▸ **AIM**:
Leave out the pictures and transcribe the rest of the records exactly.

▸ **DATA RECORDS**:
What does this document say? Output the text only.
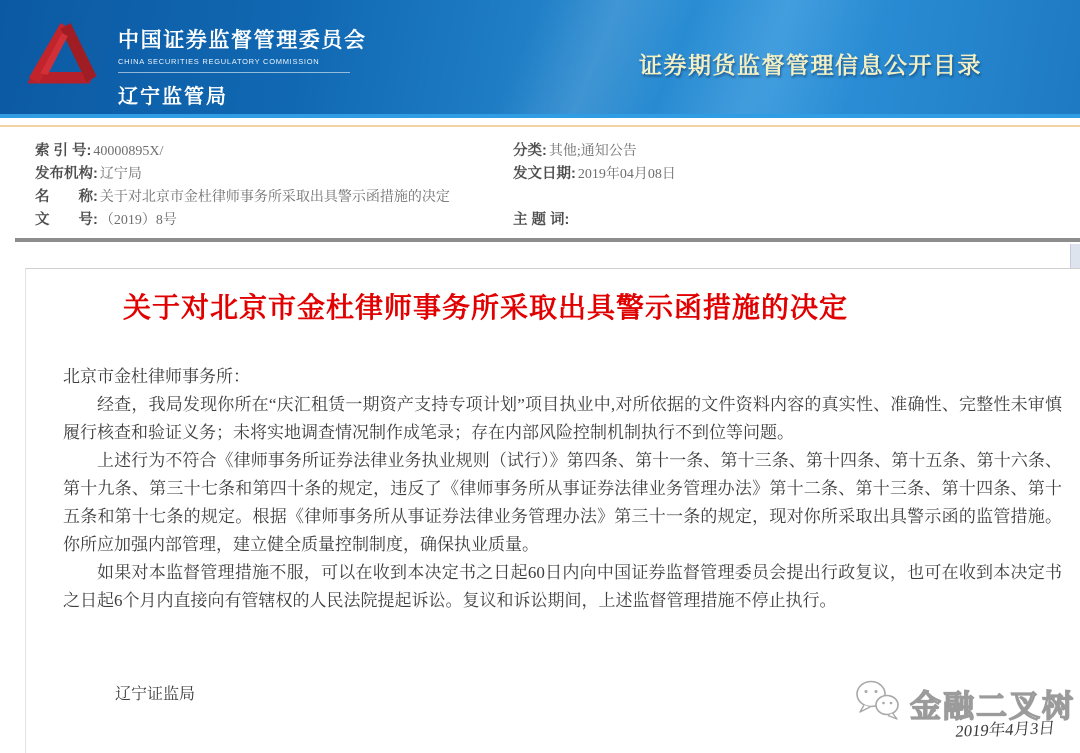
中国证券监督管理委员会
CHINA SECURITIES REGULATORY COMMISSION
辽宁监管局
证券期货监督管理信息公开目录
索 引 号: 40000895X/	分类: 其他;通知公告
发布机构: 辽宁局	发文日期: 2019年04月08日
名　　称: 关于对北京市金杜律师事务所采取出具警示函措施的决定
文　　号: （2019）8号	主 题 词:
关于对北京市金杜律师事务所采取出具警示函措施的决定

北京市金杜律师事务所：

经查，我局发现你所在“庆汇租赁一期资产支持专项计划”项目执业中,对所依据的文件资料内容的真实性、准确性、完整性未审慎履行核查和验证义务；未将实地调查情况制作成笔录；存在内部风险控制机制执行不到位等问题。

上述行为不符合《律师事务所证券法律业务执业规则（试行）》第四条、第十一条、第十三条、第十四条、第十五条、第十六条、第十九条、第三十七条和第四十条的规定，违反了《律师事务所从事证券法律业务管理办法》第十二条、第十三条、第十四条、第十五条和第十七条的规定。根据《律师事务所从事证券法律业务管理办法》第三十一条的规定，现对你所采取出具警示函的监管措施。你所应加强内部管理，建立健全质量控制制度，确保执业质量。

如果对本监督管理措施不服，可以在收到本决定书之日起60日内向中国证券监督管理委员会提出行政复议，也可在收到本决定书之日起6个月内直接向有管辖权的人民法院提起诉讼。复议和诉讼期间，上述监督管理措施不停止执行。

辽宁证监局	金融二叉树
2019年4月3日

▸ **EXPECTED ANSWER**:
What does this document say? Output the text only.
中国证券监督管理委员会
CHINA SECURITIES REGULATORY COMMISSION
辽宁监管局
证券期货监督管理信息公开目录
索 引 号: 40000895X/	分类: 其他;通知公告
发布机构: 辽宁局	发文日期: 2019年04月08日
名　　称: 关于对北京市金杜律师事务所采取出具警示函措施的决定
文　　号: （2019）8号	主 题 词:
关于对北京市金杜律师事务所采取出具警示函措施的决定

北京市金杜律师事务所：

经查，我局发现你所在“庆汇租赁一期资产支持专项计划”项目执业中,对所依据的文件资料内容的真实性、准确性、完整性未审慎履行核查和验证义务；未将实地调查情况制作成笔录；存在内部风险控制机制执行不到位等问题。

上述行为不符合《律师事务所证券法律业务执业规则（试行）》第四条、第十一条、第十三条、第十四条、第十五条、第十六条、第十九条、第三十七条和第四十条的规定，违反了《律师事务所从事证券法律业务管理办法》第十二条、第十三条、第十四条、第十五条和第十七条的规定。根据《律师事务所从事证券法律业务管理办法》第三十一条的规定，现对你所采取出具警示函的监管措施。你所应加强内部管理，建立健全质量控制制度，确保执业质量。

如果对本监督管理措施不服，可以在收到本决定书之日起60日内向中国证券监督管理委员会提出行政复议，也可在收到本决定书之日起6个月内直接向有管辖权的人民法院提起诉讼。复议和诉讼期间，上述监督管理措施不停止执行。

辽宁证监局	金融二叉树
2019年4月3日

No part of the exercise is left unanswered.